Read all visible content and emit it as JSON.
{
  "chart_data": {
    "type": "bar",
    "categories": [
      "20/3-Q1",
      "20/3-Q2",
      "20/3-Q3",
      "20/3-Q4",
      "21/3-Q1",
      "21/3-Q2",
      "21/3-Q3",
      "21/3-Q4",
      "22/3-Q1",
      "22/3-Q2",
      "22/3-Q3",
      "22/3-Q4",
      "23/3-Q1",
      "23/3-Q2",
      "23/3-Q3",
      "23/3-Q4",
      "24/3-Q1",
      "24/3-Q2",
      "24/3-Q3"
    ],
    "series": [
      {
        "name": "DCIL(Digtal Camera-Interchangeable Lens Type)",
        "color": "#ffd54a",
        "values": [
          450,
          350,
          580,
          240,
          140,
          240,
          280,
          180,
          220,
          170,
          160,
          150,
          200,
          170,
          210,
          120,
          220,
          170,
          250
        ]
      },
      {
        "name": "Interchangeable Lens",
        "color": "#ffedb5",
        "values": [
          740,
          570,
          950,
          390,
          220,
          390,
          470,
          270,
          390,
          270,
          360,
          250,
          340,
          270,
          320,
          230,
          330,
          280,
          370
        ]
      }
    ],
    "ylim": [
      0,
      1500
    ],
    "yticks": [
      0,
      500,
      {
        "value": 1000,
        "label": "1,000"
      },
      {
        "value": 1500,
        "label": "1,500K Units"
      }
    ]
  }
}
════════
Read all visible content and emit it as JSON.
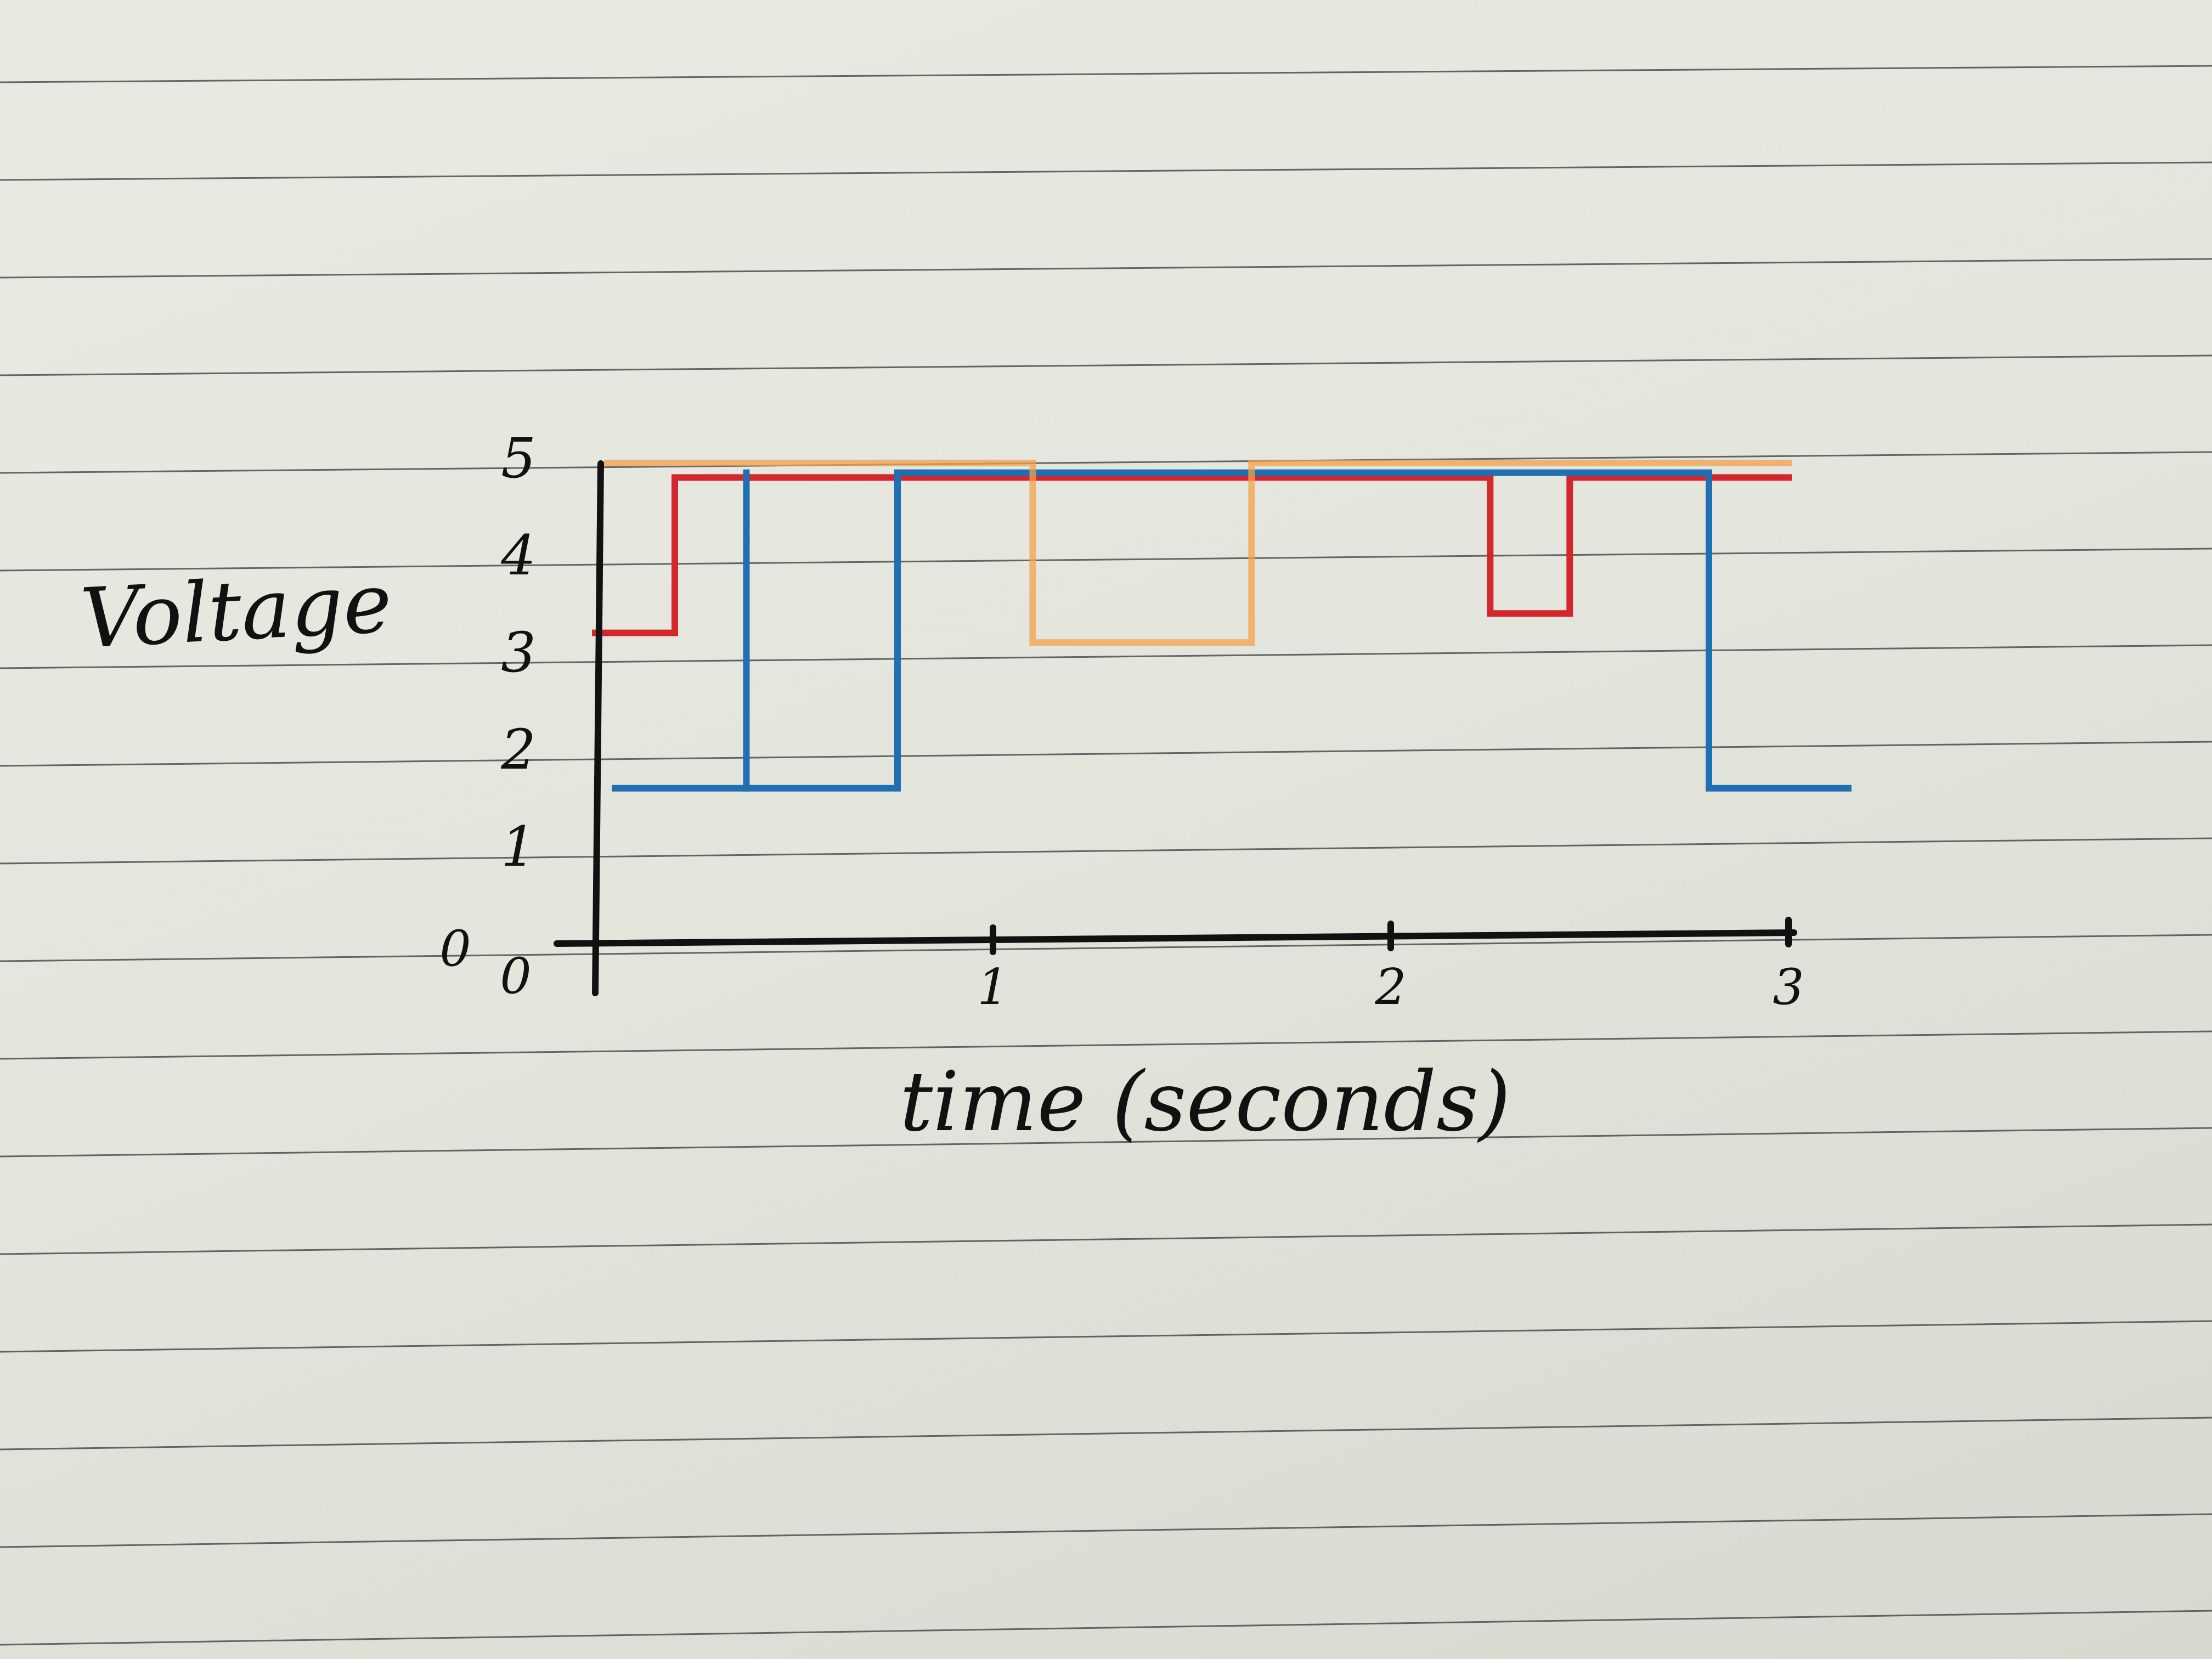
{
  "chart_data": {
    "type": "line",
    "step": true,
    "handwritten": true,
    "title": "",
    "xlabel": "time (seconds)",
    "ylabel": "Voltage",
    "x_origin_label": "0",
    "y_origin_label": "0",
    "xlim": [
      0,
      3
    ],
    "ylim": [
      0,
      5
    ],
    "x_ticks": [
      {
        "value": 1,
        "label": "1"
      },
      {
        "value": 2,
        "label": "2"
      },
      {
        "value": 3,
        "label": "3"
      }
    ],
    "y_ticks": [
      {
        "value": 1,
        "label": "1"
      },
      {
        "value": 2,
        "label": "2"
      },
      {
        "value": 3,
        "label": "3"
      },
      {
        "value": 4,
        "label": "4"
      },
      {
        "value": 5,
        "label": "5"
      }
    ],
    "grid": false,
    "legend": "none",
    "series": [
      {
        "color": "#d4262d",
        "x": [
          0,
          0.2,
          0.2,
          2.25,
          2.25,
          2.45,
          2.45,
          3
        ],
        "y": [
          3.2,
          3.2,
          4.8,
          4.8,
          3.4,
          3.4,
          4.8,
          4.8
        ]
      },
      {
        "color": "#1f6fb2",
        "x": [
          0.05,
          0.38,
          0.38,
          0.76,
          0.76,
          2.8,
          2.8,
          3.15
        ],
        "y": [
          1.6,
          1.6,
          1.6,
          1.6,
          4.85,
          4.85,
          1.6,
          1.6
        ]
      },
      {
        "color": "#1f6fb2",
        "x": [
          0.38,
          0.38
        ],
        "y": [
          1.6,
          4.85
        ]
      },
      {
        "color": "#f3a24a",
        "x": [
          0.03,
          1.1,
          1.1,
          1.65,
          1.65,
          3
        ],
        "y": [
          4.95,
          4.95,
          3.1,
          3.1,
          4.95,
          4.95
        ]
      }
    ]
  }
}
════════
Pick out the lines above that hold the string "Lens" and show them.

        "name": "DCIL(Digtal Camera-Interchangeable Lens Type)",
        "name": "Interchangeable Lens",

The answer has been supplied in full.